[Extracted records]
** begin **
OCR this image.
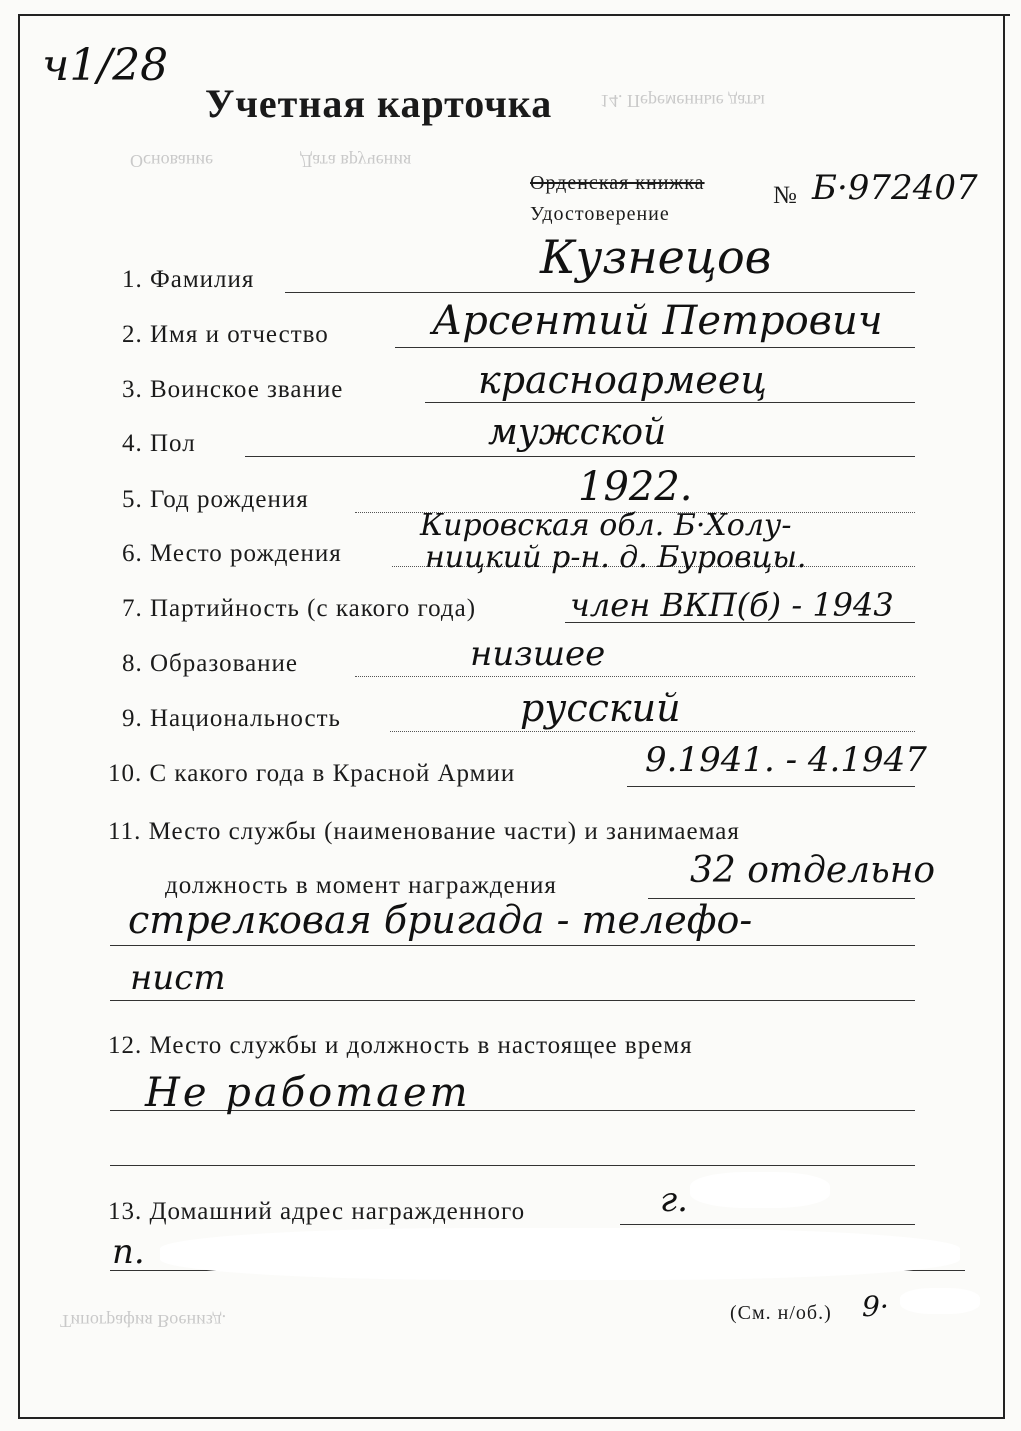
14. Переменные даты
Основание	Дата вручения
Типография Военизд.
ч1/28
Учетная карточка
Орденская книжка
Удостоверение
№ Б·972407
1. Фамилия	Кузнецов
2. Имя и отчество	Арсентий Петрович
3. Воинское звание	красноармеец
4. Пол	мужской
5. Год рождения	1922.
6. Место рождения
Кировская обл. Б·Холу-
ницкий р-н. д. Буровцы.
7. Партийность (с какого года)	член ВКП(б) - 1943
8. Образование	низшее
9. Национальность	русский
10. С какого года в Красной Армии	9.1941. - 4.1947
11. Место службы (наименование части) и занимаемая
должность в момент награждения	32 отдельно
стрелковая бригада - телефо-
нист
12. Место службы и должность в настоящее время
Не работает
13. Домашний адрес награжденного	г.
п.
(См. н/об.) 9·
** end **
Print each record exactly as it stands, leaving the images out.

Correct response »
OCR this image.
14. Переменные даты
Основание	Дата вручения
Типография Военизд.
ч1/28
Учетная карточка
Орденская книжка
Удостоверение
№ Б·972407
1. Фамилия	Кузнецов
2. Имя и отчество	Арсентий Петрович
3. Воинское звание	красноармеец
4. Пол	мужской
5. Год рождения	1922.
6. Место рождения
Кировская обл. Б·Холу-
ницкий р-н. д. Буровцы.
7. Партийность (с какого года)	член ВКП(б) - 1943
8. Образование	низшее
9. Национальность	русский
10. С какого года в Красной Армии	9.1941. - 4.1947
11. Место службы (наименование части) и занимаемая
должность в момент награждения	32 отдельно
стрелковая бригада - телефо-
нист
12. Место службы и должность в настоящее время
Не работает
13. Домашний адрес награжденного	г.
п.
(См. н/об.) 9·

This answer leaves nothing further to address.